WORK TO DO
Below are entries. Pull out all lines containing "title".
───── TASK INPUTS ─────
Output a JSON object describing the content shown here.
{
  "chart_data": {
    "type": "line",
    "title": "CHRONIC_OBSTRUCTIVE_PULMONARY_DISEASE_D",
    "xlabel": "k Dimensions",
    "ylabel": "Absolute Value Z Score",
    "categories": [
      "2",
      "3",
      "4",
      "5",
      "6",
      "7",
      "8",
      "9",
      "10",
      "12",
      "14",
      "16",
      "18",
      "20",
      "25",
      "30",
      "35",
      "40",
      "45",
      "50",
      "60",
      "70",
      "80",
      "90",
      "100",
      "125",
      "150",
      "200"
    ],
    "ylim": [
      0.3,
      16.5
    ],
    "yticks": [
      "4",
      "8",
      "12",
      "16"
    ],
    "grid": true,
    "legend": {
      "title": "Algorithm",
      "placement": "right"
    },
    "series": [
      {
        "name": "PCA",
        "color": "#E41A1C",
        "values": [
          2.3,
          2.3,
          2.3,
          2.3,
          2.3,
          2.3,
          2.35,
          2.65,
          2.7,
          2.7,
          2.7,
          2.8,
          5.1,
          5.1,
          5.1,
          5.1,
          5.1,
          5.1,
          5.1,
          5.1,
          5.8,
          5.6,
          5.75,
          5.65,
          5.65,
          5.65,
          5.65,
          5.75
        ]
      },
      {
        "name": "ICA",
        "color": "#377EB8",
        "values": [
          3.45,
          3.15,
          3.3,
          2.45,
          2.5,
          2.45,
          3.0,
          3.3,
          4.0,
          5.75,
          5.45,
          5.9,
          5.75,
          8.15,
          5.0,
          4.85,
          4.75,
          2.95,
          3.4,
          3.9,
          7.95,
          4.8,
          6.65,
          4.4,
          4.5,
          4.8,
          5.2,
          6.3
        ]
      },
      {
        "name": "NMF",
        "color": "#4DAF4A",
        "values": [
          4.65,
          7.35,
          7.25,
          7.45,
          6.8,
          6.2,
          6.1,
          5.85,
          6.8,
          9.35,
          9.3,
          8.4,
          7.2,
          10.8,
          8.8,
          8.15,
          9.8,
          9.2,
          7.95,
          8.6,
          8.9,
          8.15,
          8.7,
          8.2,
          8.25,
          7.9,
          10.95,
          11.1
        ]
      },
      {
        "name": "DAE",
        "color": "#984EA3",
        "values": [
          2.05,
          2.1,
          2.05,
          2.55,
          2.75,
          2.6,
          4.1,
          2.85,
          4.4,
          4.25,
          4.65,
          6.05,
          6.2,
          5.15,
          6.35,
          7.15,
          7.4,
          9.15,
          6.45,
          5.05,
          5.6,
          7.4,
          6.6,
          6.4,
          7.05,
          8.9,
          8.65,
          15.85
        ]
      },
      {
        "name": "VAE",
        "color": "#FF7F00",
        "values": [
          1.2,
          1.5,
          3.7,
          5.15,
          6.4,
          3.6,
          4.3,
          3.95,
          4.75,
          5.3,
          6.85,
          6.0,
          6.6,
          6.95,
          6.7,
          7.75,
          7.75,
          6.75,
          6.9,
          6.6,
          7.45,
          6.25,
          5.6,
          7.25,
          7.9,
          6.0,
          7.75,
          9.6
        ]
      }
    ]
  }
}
─────
COMPLETE ANSWER
    "title": "CHRONIC_OBSTRUCTIVE_PULMONARY_DISEASE_D",
      "title": "Algorithm",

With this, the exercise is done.